* _Data excerpts_:
## begin

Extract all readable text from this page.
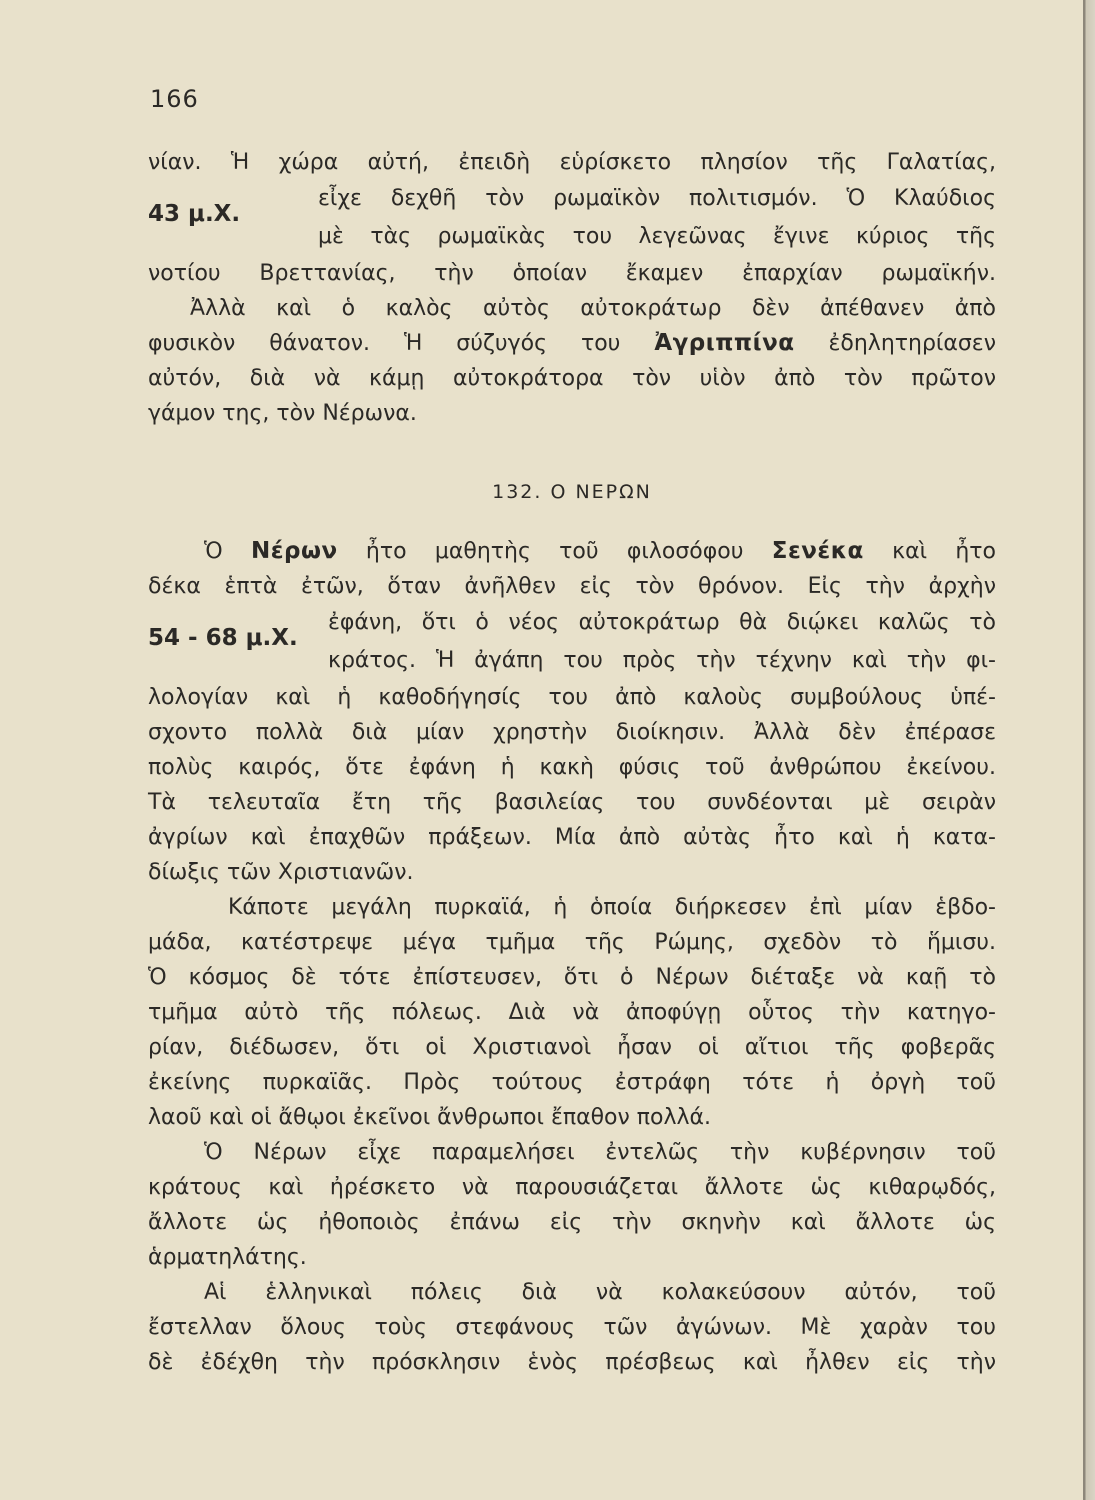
166
νίαν. Ἡ χώρα αὐτή, ἐπειδὴ εὑρίσκετο πλησίον τῆς Γαλατίας,
43 μ.Χ.
εἶχε δεχθῆ τὸν ρωμαϊκὸν πολιτισμόν. Ὁ Κλαύδιος
μὲ τὰς ρωμαϊκὰς του λεγεῶνας ἔγινε κύριος τῆς
νοτίου Βρεττανίας, τὴν ὁποίαν ἔκαμεν ἐπαρχίαν ρωμαϊκήν.
Ἀλλὰ καὶ ὁ καλὸς αὐτὸς αὐτοκράτωρ δὲν ἀπέθανεν ἀπὸ
φυσικὸν θάνατον. Ἡ σύζυγός του Ἀγριππίνα ἐδηλητηρίασεν
αὐτόν, διὰ νὰ κάμῃ αὐτοκράτορα τὸν υἱὸν ἀπὸ τὸν πρῶτον
γάμον της, τὸν Νέρωνα.
132. Ο ΝΕΡΩΝ
Ὁ Νέρων ἦτο μαθητὴς τοῦ φιλοσόφου Σενέκα καὶ ἦτο
δέκα ἑπτὰ ἐτῶν, ὅταν ἀνῆλθεν εἰς τὸν θρόνον. Εἰς τὴν ἀρχὴν
54 - 68 μ.Χ.
ἐφάνη, ὅτι ὁ νέος αὐτοκράτωρ θὰ διῴκει καλῶς τὸ
κράτος. Ἡ ἀγάπη του πρὸς τὴν τέχνην καὶ τὴν φι-
λολογίαν καὶ ἡ καθοδήγησίς του ἀπὸ καλοὺς συμβούλους ὑπέ-
σχοντο πολλὰ διὰ μίαν χρηστὴν διοίκησιν. Ἀλλὰ δὲν ἐπέρασε
πολὺς καιρός, ὅτε ἐφάνη ἡ κακὴ φύσις τοῦ ἀνθρώπου ἐκείνου.
Τὰ τελευταῖα ἔτη τῆς βασιλείας του συνδέονται μὲ σειρὰν
ἀγρίων καὶ ἐπαχθῶν πράξεων. Μία ἀπὸ αὐτὰς ἦτο καὶ ἡ κατα-
δίωξις τῶν Χριστιανῶν.
Κάποτε μεγάλη πυρκαϊά, ἡ ὁποία διήρκεσεν ἐπὶ μίαν ἑβδο-
μάδα, κατέστρεψε μέγα τμῆμα τῆς Ρώμης, σχεδὸν τὸ ἥμισυ.
Ὁ κόσμος δὲ τότε ἐπίστευσεν, ὅτι ὁ Νέρων διέταξε νὰ καῇ τὸ
τμῆμα αὐτὸ τῆς πόλεως. Διὰ νὰ ἀποφύγῃ οὗτος τὴν κατηγο-
ρίαν, διέδωσεν, ὅτι οἱ Χριστιανοὶ ἦσαν οἱ αἴτιοι τῆς φοβερᾶς
ἐκείνης πυρκαϊᾶς. Πρὸς τούτους ἐστράφη τότε ἡ ὀργὴ τοῦ
λαοῦ καὶ οἱ ἄθῳοι ἐκεῖνοι ἄνθρωποι ἔπαθον πολλά.
Ὁ Νέρων εἶχε παραμελήσει ἐντελῶς τὴν κυβέρνησιν τοῦ
κράτους καὶ ἠρέσκετο νὰ παρουσιάζεται ἄλλοτε ὡς κιθαρῳδός,
ἄλλοτε ὡς ἠθοποιὸς ἐπάνω εἰς τὴν σκηνὴν καὶ ἄλλοτε ὡς
ἁρματηλάτης.
Αἱ ἑλληνικαὶ πόλεις διὰ νὰ κολακεύσουν αὐτόν, τοῦ
ἔστελλαν ὅλους τοὺς στεφάνους τῶν ἀγώνων. Μὲ χαρὰν του
δὲ ἐδέχθη τὴν πρόσκλησιν ἑνὸς πρέσβεως καὶ ἦλθεν εἰς τὴν
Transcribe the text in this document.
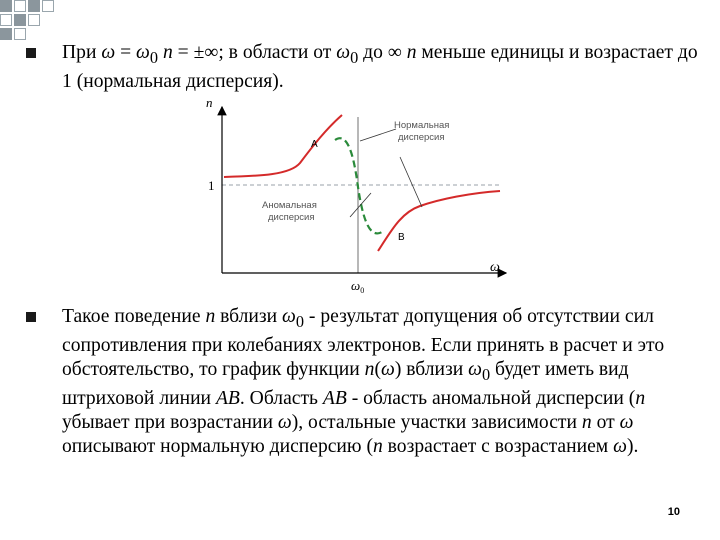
При $\omega = \omega_0$ n = ±∞; в области от $\omega_0$ до ∞ n меньше единицы и возрастает до 1 (нормальная дисперсия).
n
ω
1
$\omega_0$
A
B
Нормальная
дисперсия
Аномальная
дисперсия
Такое поведение n вблизи $\omega_0$ - результат допущения об отсутствии сил сопротивления при колебаниях электронов. Если принять в расчет и это обстоятельство, то график функции n(ω) вблизи $\omega_0$ будет иметь вид штриховой линии AB. Область AB - область аномальной дисперсии (n убывает при возрастании ω), остальные участки зависимости n от ω описывают нормальную дисперсию (n возрастает с возрастанием ω).
10
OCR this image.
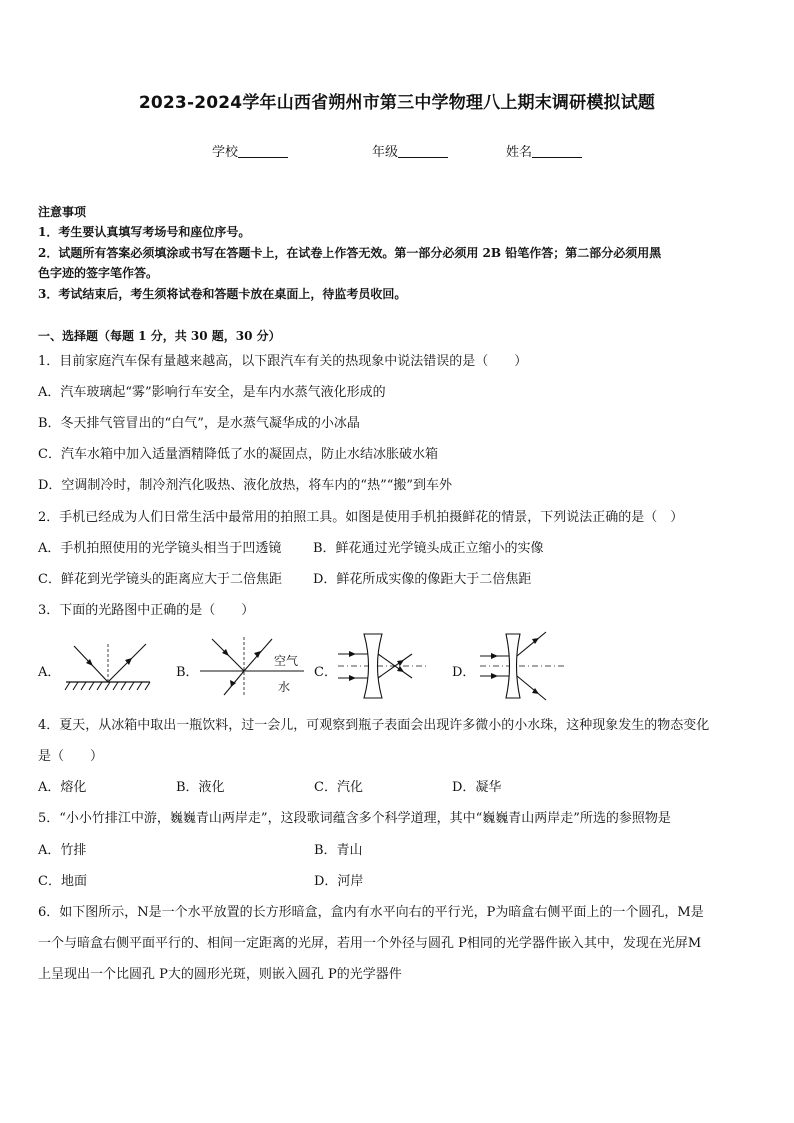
2023-2024学年山西省朔州市第三中学物理八上期末调研模拟试题
学校	年级	姓名
注意事项
1．考生要认真填写考场号和座位序号。
2．试题所有答案必须填涂或书写在答题卡上，在试卷上作答无效。第一部分必须用 2B 铅笔作答；第二部分必须用黑
色字迹的签字笔作答。
3．考试结束后，考生须将试卷和答题卡放在桌面上，待监考员收回。
一、选择题（每题 1 分，共 30 题，30 分）
1．目前家庭汽车保有量越来越高，以下跟汽车有关的热现象中说法错误的是（　　）
A．汽车玻璃起“雾”影响行车安全，是车内水蒸气液化形成的
B．冬天排气管冒出的“白气”，是水蒸气凝华成的小冰晶
C．汽车水箱中加入适量酒精降低了水的凝固点，防止水结冰胀破水箱
D．空调制冷时，制冷剂汽化吸热、液化放热，将车内的“热”“搬”到车外
2．手机已经成为人们日常生活中最常用的拍照工具。如图是使用手机拍摄鲜花的情景，下列说法正确的是（　）
A．手机拍照使用的光学镜头相当于凹透镜 B．鲜花通过光学镜头成正立缩小的实像
C．鲜花到光学镜头的距离应大于二倍焦距 D．鲜花所成实像的像距大于二倍焦距
3．下面的光路图中正确的是（　　）
A．	B．
空气
水
C．	D．
4．夏天，从冰箱中取出一瓶饮料，过一会儿，可观察到瓶子表面会出现许多微小的小水珠，这种现象发生的物态变化
是（　　）
A．熔化	B．液化	C．汽化	D．凝华
5．“小小竹排江中游，巍巍青山两岸走”，这段歌词蕴含多个科学道理，其中“巍巍青山两岸走”所选的参照物是
A．竹排	B．青山
C．地面	D．河岸
6．如下图所示，N是一个水平放置的长方形暗盒，盒内有水平向右的平行光，P为暗盒右侧平面上的一个圆孔，M是
一个与暗盒右侧平面平行的、相间一定距离的光屏，若用一个外径与圆孔 P相同的光学器件嵌入其中，发现在光屏M
上呈现出一个比圆孔 P大的圆形光斑，则嵌入圆孔 P的光学器件
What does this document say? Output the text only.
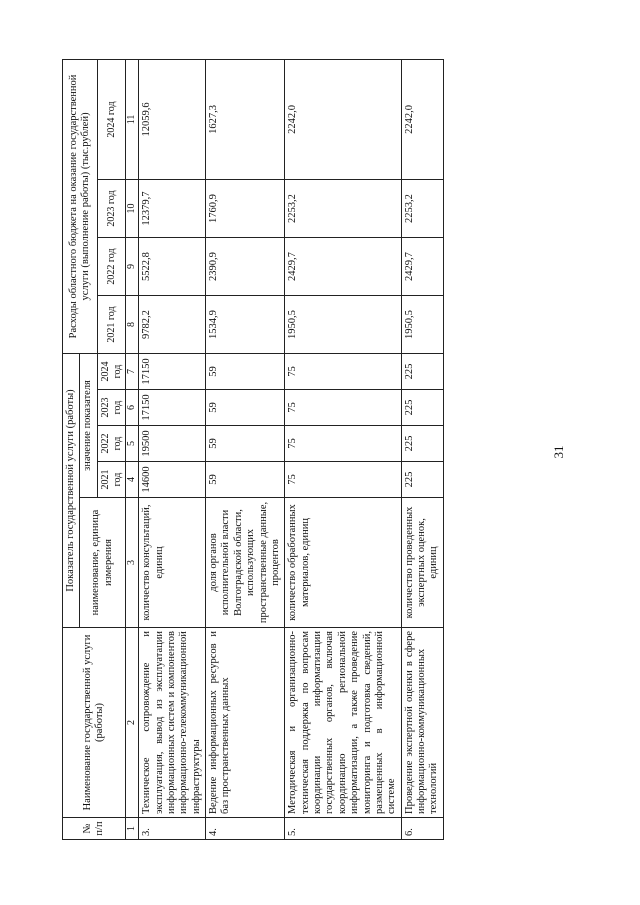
31
№ п/п	Наименование государственной услуги (работы)	Показатель государственной услуги (работы)					Расходы областного бюджета на оказание государственной услуги (выполнение работы) (тыс.рублей)			
		наименование, единица измерения	значение показателя							
			2021 год	2022 год	2023 год	2024 год	2021 год	2022 год	2023 год	2024 год
1	2	3	4	5	6	7	8	9	10	11
3.	Техническое сопровождение и эксплуатация, вывод из эксплуатации информационных систем и компонентов информационно-телекоммуникационной инфраструктуры	количество консультаций, единиц	14600	19500	17150	17150	9782,2	5522,8	12379,7	12059,6
4.	Ведение информационных ресурсов и баз пространственных данных	доля органов исполнительной власти Волгоградской области, использующих пространственные данные, процентов	59	59	59	59	1534,9	2390,9	1760,9	1627,3
5.	Методическая и организационно-техническая поддержка по вопросам координации информатизации государственных органов, включая координацию региональной информатизации, а также проведение мониторинга и подготовка сведений, размещенных в информационной системе	количество обработанных материалов, единиц	75	75	75	75	1950,5	2429,7	2253,2	2242,0
6.	Проведение экспертной оценки в сфере информационно-коммуникационных технологий	количество проведенных экспертных оценок, единиц	225	225	225	225	1950,5	2429,7	2253,2	2242,0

## end

Every line of text is to be repeated exactly; pictures are left out.

* _Answer to the problem_:
Extract all readable text from this page.
166
νίαν. Ἡ χώρα αὐτή, ἐπειδὴ εὑρίσκετο πλησίον τῆς Γαλατίας,
43 μ.Χ.
εἶχε δεχθῆ τὸν ρωμαϊκὸν πολιτισμόν. Ὁ Κλαύδιος
μὲ τὰς ρωμαϊκὰς του λεγεῶνας ἔγινε κύριος τῆς
νοτίου Βρεττανίας, τὴν ὁποίαν ἔκαμεν ἐπαρχίαν ρωμαϊκήν.
Ἀλλὰ καὶ ὁ καλὸς αὐτὸς αὐτοκράτωρ δὲν ἀπέθανεν ἀπὸ
φυσικὸν θάνατον. Ἡ σύζυγός του Ἀγριππίνα ἐδηλητηρίασεν
αὐτόν, διὰ νὰ κάμῃ αὐτοκράτορα τὸν υἱὸν ἀπὸ τὸν πρῶτον
γάμον της, τὸν Νέρωνα.
132. Ο ΝΕΡΩΝ
Ὁ Νέρων ἦτο μαθητὴς τοῦ φιλοσόφου Σενέκα καὶ ἦτο
δέκα ἑπτὰ ἐτῶν, ὅταν ἀνῆλθεν εἰς τὸν θρόνον. Εἰς τὴν ἀρχὴν
54 - 68 μ.Χ.
ἐφάνη, ὅτι ὁ νέος αὐτοκράτωρ θὰ διῴκει καλῶς τὸ
κράτος. Ἡ ἀγάπη του πρὸς τὴν τέχνην καὶ τὴν φι-
λολογίαν καὶ ἡ καθοδήγησίς του ἀπὸ καλοὺς συμβούλους ὑπέ-
σχοντο πολλὰ διὰ μίαν χρηστὴν διοίκησιν. Ἀλλὰ δὲν ἐπέρασε
πολὺς καιρός, ὅτε ἐφάνη ἡ κακὴ φύσις τοῦ ἀνθρώπου ἐκείνου.
Τὰ τελευταῖα ἔτη τῆς βασιλείας του συνδέονται μὲ σειρὰν
ἀγρίων καὶ ἐπαχθῶν πράξεων. Μία ἀπὸ αὐτὰς ἦτο καὶ ἡ κατα-
δίωξις τῶν Χριστιανῶν.
Κάποτε μεγάλη πυρκαϊά, ἡ ὁποία διήρκεσεν ἐπὶ μίαν ἑβδο-
μάδα, κατέστρεψε μέγα τμῆμα τῆς Ρώμης, σχεδὸν τὸ ἥμισυ.
Ὁ κόσμος δὲ τότε ἐπίστευσεν, ὅτι ὁ Νέρων διέταξε νὰ καῇ τὸ
τμῆμα αὐτὸ τῆς πόλεως. Διὰ νὰ ἀποφύγῃ οὗτος τὴν κατηγο-
ρίαν, διέδωσεν, ὅτι οἱ Χριστιανοὶ ἦσαν οἱ αἴτιοι τῆς φοβερᾶς
ἐκείνης πυρκαϊᾶς. Πρὸς τούτους ἐστράφη τότε ἡ ὀργὴ τοῦ
λαοῦ καὶ οἱ ἄθῳοι ἐκεῖνοι ἄνθρωποι ἔπαθον πολλά.
Ὁ Νέρων εἶχε παραμελήσει ἐντελῶς τὴν κυβέρνησιν τοῦ
κράτους καὶ ἠρέσκετο νὰ παρουσιάζεται ἄλλοτε ὡς κιθαρῳδός,
ἄλλοτε ὡς ἠθοποιὸς ἐπάνω εἰς τὴν σκηνὴν καὶ ἄλλοτε ὡς
ἁρματηλάτης.
Αἱ ἑλληνικαὶ πόλεις διὰ νὰ κολακεύσουν αὐτόν, τοῦ
ἔστελλαν ὅλους τοὺς στεφάνους τῶν ἀγώνων. Μὲ χαρὰν του
δὲ ἐδέχθη τὴν πρόσκλησιν ἑνὸς πρέσβεως καὶ ἦλθεν εἰς τὴν
Transcribe the text in this document.
При $\omega = \omega_0$ n = ±∞; в области от $\omega_0$ до ∞ n меньше единицы и возрастает до 1 (нормальная дисперсия).
n
ω
1
$\omega_0$
A
B
Нормальная
дисперсия
Аномальная
дисперсия
Такое поведение n вблизи $\omega_0$ - результат допущения об отсутствии сил сопротивления при колебаниях электронов. Если принять в расчет и это обстоятельство, то график функции n(ω) вблизи $\omega_0$ будет иметь вид штриховой линии AB. Область AB - область аномальной дисперсии (n убывает при возрастании ω), остальные участки зависимости n от ω описывают нормальную дисперсию (n возрастает с возрастанием ω).
10
OCR this image.
2023-2024学年山西省朔州市第三中学物理八上期末调研模拟试题
学校	年级	姓名
注意事项
1．考生要认真填写考场号和座位序号。
2．试题所有答案必须填涂或书写在答题卡上，在试卷上作答无效。第一部分必须用 2B 铅笔作答；第二部分必须用黑
色字迹的签字笔作答。
3．考试结束后，考生须将试卷和答题卡放在桌面上，待监考员收回。
一、选择题（每题 1 分，共 30 题，30 分）
1．目前家庭汽车保有量越来越高，以下跟汽车有关的热现象中说法错误的是（　　）
A．汽车玻璃起“雾”影响行车安全，是车内水蒸气液化形成的
B．冬天排气管冒出的“白气”，是水蒸气凝华成的小冰晶
C．汽车水箱中加入适量酒精降低了水的凝固点，防止水结冰胀破水箱
D．空调制冷时，制冷剂汽化吸热、液化放热，将车内的“热”“搬”到车外
2．手机已经成为人们日常生活中最常用的拍照工具。如图是使用手机拍摄鲜花的情景，下列说法正确的是（　）
A．手机拍照使用的光学镜头相当于凹透镜 B．鲜花通过光学镜头成正立缩小的实像
C．鲜花到光学镜头的距离应大于二倍焦距 D．鲜花所成实像的像距大于二倍焦距
3．下面的光路图中正确的是（　　）
A．	B．
空气
水
C．	D．
4．夏天，从冰箱中取出一瓶饮料，过一会儿，可观察到瓶子表面会出现许多微小的小水珠，这种现象发生的物态变化
是（　　）
A．熔化	B．液化	C．汽化	D．凝华
5．“小小竹排江中游，巍巍青山两岸走”，这段歌词蕴含多个科学道理，其中“巍巍青山两岸走”所选的参照物是
A．竹排	B．青山
C．地面	D．河岸
6．如下图所示，N是一个水平放置的长方形暗盒，盒内有水平向右的平行光，P为暗盒右侧平面上的一个圆孔，M是
一个与暗盒右侧平面平行的、相间一定距离的光屏，若用一个外径与圆孔 P相同的光学器件嵌入其中，发现在光屏M
上呈现出一个比圆孔 P大的圆形光斑，则嵌入圆孔 P的光学器件
What does this document say? Output the text only.
31
№ п/п	Наименование государственной услуги (работы)	Показатель государственной услуги (работы)					Расходы областного бюджета на оказание государственной услуги (выполнение работы) (тыс.рублей)			
		наименование, единица измерения	значение показателя							
			2021 год	2022 год	2023 год	2024 год	2021 год	2022 год	2023 год	2024 год
1	2	3	4	5	6	7	8	9	10	11
3.	Техническое сопровождение и эксплуатация, вывод из эксплуатации информационных систем и компонентов информационно-телекоммуникационной инфраструктуры	количество консультаций, единиц	14600	19500	17150	17150	9782,2	5522,8	12379,7	12059,6
4.	Ведение информационных ресурсов и баз пространственных данных	доля органов исполнительной власти Волгоградской области, использующих пространственные данные, процентов	59	59	59	59	1534,9	2390,9	1760,9	1627,3
5.	Методическая и организационно-техническая поддержка по вопросам координации информатизации государственных органов, включая координацию региональной информатизации, а также проведение мониторинга и подготовка сведений, размещенных в информационной системе	количество обработанных материалов, единиц	75	75	75	75	1950,5	2429,7	2253,2	2242,0
6.	Проведение экспертной оценки в сфере информационно-коммуникационных технологий	количество проведенных экспертных оценок, единиц	225	225	225	225	1950,5	2429,7	2253,2	2242,0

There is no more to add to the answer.